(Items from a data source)
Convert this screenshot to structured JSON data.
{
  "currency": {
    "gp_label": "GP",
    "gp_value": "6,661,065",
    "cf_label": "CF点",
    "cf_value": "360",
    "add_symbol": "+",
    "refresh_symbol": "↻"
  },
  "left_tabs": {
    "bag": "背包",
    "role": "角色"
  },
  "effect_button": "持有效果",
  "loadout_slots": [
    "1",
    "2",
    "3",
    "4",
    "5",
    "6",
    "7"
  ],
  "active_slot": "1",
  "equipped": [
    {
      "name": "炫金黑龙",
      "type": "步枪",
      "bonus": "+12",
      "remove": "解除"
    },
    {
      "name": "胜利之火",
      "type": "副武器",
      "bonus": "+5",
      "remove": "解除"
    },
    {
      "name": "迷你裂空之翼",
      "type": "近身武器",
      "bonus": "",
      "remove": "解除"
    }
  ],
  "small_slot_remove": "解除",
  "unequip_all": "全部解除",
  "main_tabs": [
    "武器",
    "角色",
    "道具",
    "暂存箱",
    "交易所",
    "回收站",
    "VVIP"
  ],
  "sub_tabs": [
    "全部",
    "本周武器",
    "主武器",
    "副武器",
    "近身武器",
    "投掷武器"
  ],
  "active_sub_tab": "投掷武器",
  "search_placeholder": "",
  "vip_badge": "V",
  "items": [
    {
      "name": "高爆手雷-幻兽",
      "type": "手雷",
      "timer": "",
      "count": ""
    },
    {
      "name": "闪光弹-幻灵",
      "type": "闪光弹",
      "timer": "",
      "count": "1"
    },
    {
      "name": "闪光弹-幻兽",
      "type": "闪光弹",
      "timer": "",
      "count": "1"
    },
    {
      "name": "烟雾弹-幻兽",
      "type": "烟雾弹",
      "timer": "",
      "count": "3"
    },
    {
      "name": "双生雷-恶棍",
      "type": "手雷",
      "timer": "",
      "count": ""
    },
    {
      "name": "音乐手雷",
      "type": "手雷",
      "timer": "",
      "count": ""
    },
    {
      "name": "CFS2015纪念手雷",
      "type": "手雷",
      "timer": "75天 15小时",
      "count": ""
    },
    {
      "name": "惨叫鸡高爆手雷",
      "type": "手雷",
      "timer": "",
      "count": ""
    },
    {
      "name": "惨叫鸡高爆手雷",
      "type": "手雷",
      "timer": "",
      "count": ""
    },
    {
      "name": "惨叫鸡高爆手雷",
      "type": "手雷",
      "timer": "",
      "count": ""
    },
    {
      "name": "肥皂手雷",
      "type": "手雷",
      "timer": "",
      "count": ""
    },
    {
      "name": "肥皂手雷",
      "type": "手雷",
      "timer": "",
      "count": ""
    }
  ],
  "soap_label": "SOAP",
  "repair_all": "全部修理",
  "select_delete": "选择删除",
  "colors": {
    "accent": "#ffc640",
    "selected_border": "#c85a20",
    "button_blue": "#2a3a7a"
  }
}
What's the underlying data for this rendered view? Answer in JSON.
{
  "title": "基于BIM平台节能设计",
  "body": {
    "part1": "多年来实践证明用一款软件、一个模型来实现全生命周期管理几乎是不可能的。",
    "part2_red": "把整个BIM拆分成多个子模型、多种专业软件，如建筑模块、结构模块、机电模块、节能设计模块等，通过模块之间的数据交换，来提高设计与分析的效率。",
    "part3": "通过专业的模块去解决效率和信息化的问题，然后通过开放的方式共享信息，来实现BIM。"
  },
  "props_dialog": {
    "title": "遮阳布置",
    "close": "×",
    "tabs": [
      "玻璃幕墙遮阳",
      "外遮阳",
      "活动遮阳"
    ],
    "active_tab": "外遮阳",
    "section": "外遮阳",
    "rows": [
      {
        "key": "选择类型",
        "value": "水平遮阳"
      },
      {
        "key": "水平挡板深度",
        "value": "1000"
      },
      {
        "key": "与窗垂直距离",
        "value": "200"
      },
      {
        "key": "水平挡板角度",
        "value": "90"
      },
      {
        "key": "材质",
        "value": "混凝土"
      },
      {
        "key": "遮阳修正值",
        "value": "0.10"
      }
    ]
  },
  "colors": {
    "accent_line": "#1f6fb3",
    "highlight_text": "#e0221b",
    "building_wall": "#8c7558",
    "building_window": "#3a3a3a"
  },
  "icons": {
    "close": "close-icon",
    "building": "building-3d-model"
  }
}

Task requirements → Copy each line of the data above that holds "this".

Reply →
Convert this screenshot to structured JSON data.
What's the underlying data for this rendered view? Answer in JSON.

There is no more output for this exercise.